Exercise prompt: Copy each of the stored items below word for word, with nothing changed.

Stored items:
-- start --
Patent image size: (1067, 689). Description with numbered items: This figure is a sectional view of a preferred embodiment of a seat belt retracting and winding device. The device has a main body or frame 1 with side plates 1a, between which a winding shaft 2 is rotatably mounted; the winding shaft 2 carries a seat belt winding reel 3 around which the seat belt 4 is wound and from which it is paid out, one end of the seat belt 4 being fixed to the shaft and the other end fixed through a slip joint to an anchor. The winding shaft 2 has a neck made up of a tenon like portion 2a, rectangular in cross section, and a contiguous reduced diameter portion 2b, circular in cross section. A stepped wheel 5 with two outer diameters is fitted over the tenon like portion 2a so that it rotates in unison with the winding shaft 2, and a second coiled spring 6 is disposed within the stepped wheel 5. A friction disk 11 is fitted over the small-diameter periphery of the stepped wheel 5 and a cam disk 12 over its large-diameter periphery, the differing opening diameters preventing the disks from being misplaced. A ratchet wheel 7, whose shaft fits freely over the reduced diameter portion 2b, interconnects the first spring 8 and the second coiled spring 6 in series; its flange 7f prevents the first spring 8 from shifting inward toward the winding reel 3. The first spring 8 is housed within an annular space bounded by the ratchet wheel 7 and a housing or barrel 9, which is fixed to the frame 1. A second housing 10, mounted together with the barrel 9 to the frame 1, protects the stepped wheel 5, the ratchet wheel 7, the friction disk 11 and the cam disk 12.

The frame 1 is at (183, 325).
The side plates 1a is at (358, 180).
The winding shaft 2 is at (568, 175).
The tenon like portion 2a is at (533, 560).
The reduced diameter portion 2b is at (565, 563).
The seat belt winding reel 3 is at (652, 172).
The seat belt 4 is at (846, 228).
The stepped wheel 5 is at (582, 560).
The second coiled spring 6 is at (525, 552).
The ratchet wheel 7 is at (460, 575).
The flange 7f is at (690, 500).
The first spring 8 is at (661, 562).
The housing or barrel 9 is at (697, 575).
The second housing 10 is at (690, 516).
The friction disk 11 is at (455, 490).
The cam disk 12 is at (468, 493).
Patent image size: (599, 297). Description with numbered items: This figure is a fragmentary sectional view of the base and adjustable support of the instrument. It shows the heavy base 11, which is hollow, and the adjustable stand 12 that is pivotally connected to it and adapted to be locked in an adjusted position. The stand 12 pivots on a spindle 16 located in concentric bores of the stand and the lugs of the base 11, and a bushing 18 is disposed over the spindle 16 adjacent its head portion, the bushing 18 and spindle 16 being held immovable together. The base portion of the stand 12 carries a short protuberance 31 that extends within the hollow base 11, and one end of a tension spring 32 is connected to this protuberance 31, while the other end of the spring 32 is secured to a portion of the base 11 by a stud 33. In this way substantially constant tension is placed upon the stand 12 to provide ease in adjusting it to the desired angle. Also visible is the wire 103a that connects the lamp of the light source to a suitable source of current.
-- end --
Task output:
Patent image size: (1067, 689). Description with numbered items: This figure is a sectional view of a preferred embodiment of a seat belt retracting and winding device. The device has a main body or frame 1 with side plates 1a, between which a winding shaft 2 is rotatably mounted; the winding shaft 2 carries a seat belt winding reel 3 around which the seat belt 4 is wound and from which it is paid out, one end of the seat belt 4 being fixed to the shaft and the other end fixed through a slip joint to an anchor. The winding shaft 2 has a neck made up of a tenon like portion 2a, rectangular in cross section, and a contiguous reduced diameter portion 2b, circular in cross section. A stepped wheel 5 with two outer diameters is fitted over the tenon like portion 2a so that it rotates in unison with the winding shaft 2, and a second coiled spring 6 is disposed within the stepped wheel 5. A friction disk 11 is fitted over the small-diameter periphery of the stepped wheel 5 and a cam disk 12 over its large-diameter periphery, the differing opening diameters preventing the disks from being misplaced. A ratchet wheel 7, whose shaft fits freely over the reduced diameter portion 2b, interconnects the first spring 8 and the second coiled spring 6 in series; its flange 7f prevents the first spring 8 from shifting inward toward the winding reel 3. The first spring 8 is housed within an annular space bounded by the ratchet wheel 7 and a housing or barrel 9, which is fixed to the frame 1. A second housing 10, mounted together with the barrel 9 to the frame 1, protects the stepped wheel 5, the ratchet wheel 7, the friction disk 11 and the cam disk 12.

The frame 1 is at (183, 325).
The side plates 1a is at (358, 180).
The winding shaft 2 is at (568, 175).
The tenon like portion 2a is at (533, 560).
The reduced diameter portion 2b is at (565, 563).
The seat belt winding reel 3 is at (652, 172).
The seat belt 4 is at (846, 228).
The stepped wheel 5 is at (582, 560).
The second coiled spring 6 is at (525, 552).
The ratchet wheel 7 is at (460, 575).
The flange 7f is at (690, 500).
The first spring 8 is at (661, 562).
The housing or barrel 9 is at (697, 575).
The second housing 10 is at (690, 516).
The friction disk 11 is at (455, 490).
The cam disk 12 is at (468, 493).
Patent image size: (599, 297). Description with numbered items: This figure is a fragmentary sectional view of the base and adjustable support of the instrument. It shows the heavy base 11, which is hollow, and the adjustable stand 12 that is pivotally connected to it and adapted to be locked in an adjusted position. The stand 12 pivots on a spindle 16 located in concentric bores of the stand and the lugs of the base 11, and a bushing 18 is disposed over the spindle 16 adjacent its head portion, the bushing 18 and spindle 16 being held immovable together. The base portion of the stand 12 carries a short protuberance 31 that extends within the hollow base 11, and one end of a tension spring 32 is connected to this protuberance 31, while the other end of the spring 32 is secured to a portion of the base 11 by a stud 33. In this way substantially constant tension is placed upon the stand 12 to provide ease in adjusting it to the desired angle. Also visible is the wire 103a that connects the lamp of the light source to a suitable source of current.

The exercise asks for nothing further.